** BEGIN **

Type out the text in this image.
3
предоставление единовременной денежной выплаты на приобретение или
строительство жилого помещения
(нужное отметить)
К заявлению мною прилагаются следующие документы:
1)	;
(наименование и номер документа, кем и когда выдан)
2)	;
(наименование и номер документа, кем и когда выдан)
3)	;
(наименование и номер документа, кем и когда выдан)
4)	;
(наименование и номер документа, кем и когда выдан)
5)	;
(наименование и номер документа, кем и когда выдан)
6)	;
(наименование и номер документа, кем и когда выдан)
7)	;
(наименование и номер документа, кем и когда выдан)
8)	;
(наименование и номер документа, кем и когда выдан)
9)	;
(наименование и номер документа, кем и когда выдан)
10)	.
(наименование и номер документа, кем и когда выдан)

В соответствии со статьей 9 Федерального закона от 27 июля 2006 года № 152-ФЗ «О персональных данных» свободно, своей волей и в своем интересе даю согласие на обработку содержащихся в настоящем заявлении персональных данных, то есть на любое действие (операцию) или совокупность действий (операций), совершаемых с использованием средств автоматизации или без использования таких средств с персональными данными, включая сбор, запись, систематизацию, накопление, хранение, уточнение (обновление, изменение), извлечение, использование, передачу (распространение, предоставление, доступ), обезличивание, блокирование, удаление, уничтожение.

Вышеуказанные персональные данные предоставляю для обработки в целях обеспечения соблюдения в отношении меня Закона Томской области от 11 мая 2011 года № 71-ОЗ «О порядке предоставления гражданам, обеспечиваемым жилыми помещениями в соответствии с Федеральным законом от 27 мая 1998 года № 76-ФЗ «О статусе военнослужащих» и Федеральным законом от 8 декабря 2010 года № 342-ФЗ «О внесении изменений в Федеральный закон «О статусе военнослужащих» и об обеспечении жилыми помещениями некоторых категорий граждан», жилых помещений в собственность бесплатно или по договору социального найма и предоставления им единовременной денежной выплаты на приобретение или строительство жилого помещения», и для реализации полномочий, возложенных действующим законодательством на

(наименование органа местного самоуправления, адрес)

** END **

▶ **Task objective**:
In the listing above, how many lines include the word "предоставление"? Answer with the number and nothing more.

▶ **Response below**:
2